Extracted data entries
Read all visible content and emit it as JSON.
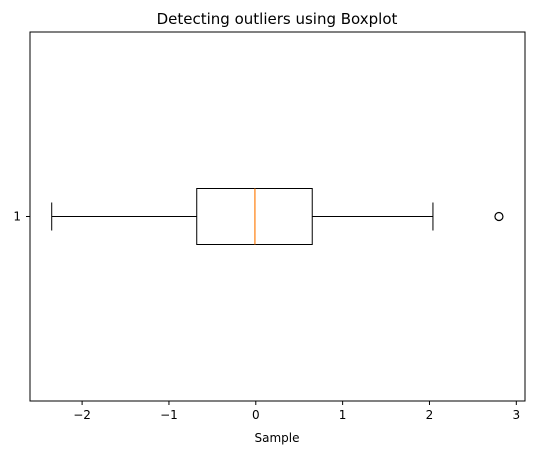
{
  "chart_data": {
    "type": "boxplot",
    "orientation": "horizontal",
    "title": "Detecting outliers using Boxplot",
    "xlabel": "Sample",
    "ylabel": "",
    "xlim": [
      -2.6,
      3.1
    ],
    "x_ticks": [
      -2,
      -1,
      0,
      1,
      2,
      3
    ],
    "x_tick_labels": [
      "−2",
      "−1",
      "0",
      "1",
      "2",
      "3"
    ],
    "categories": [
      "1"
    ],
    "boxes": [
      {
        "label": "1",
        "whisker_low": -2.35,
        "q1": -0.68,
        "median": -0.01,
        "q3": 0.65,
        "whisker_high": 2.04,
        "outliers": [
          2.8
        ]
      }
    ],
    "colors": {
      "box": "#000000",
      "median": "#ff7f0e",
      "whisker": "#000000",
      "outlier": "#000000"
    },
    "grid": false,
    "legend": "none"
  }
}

* [Task brief] Can you repeat every record above exactly, apart from the pictures?

* [Complete output]
Read all visible content and emit it as JSON.
{
  "chart_data": {
    "type": "boxplot",
    "orientation": "horizontal",
    "title": "Detecting outliers using Boxplot",
    "xlabel": "Sample",
    "ylabel": "",
    "xlim": [
      -2.6,
      3.1
    ],
    "x_ticks": [
      -2,
      -1,
      0,
      1,
      2,
      3
    ],
    "x_tick_labels": [
      "−2",
      "−1",
      "0",
      "1",
      "2",
      "3"
    ],
    "categories": [
      "1"
    ],
    "boxes": [
      {
        "label": "1",
        "whisker_low": -2.35,
        "q1": -0.68,
        "median": -0.01,
        "q3": 0.65,
        "whisker_high": 2.04,
        "outliers": [
          2.8
        ]
      }
    ],
    "colors": {
      "box": "#000000",
      "median": "#ff7f0e",
      "whisker": "#000000",
      "outlier": "#000000"
    },
    "grid": false,
    "legend": "none"
  }
}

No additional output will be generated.